Records excerpted from a collection
— BEGIN —
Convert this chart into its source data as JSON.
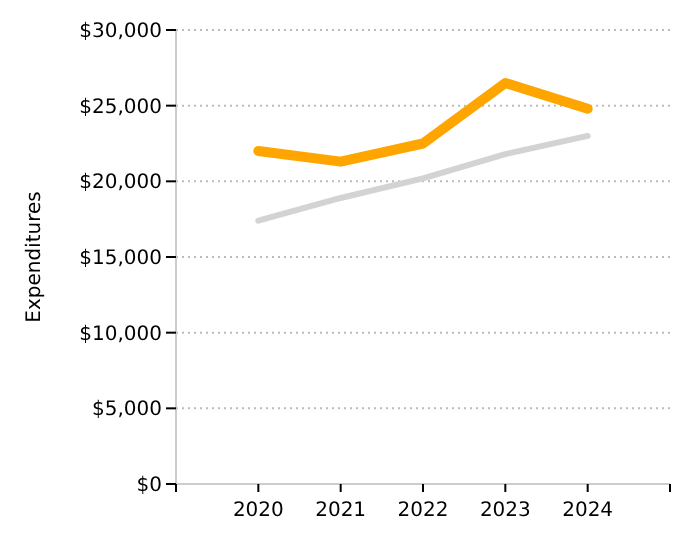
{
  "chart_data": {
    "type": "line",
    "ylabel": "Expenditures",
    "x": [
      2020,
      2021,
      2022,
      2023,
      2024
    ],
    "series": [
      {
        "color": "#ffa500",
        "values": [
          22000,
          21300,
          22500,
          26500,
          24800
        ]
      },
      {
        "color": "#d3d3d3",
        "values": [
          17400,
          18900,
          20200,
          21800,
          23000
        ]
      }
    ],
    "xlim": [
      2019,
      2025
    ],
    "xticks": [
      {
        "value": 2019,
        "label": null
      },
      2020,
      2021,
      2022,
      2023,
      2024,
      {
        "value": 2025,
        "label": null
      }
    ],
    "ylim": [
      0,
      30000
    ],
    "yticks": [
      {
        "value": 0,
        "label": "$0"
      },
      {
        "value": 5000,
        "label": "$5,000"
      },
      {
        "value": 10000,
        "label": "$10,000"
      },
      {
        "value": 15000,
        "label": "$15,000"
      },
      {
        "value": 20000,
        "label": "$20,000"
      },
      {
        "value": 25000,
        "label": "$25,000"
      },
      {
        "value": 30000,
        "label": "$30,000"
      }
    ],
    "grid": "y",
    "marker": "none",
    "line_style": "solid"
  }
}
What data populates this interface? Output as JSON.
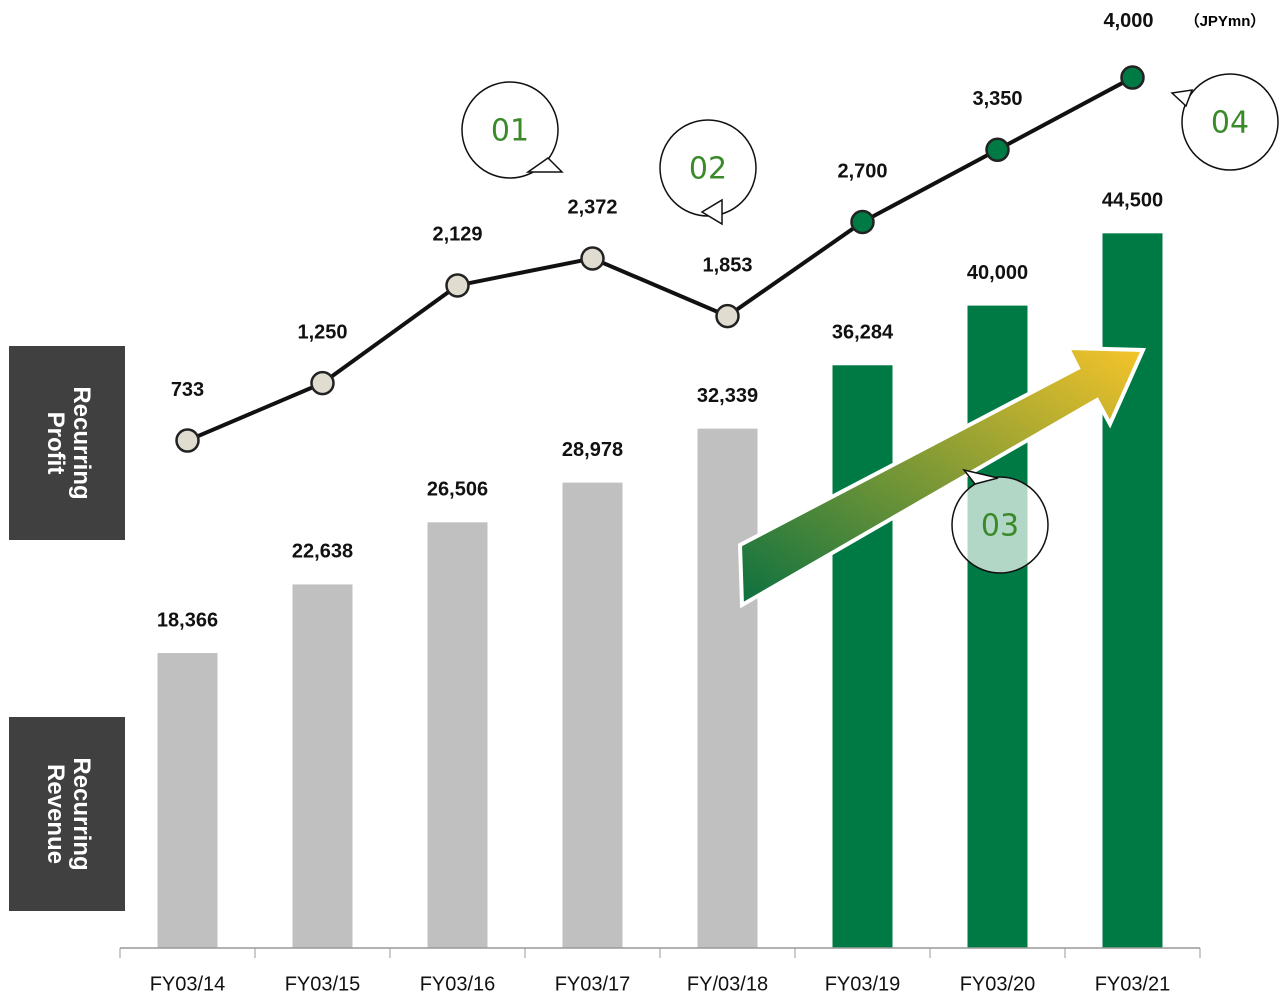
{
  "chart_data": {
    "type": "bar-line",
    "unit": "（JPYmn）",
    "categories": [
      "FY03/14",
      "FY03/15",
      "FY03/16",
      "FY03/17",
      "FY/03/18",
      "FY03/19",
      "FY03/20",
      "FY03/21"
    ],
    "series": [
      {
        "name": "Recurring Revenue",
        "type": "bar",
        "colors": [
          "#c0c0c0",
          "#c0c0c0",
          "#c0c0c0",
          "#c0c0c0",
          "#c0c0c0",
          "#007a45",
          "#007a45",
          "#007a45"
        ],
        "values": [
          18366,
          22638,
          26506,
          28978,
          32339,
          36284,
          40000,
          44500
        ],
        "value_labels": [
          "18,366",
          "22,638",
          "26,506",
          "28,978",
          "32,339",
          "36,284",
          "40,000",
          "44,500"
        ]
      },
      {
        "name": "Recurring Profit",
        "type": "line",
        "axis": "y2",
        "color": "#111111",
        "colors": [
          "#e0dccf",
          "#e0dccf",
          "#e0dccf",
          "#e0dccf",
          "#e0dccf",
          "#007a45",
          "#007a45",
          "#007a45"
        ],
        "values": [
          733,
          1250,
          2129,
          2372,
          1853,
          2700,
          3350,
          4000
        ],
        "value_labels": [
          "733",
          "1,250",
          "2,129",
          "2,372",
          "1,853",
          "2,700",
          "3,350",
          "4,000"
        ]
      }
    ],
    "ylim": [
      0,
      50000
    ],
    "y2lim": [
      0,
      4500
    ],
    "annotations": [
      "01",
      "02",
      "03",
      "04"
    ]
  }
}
— END —
TASK BRIEF >> Go through the material and copy out every line with "type" in it.

CORRECT OUTPUT >>
    "type": "line",
    "type": "bar-line",
        "type": "bar",
        "type": "line",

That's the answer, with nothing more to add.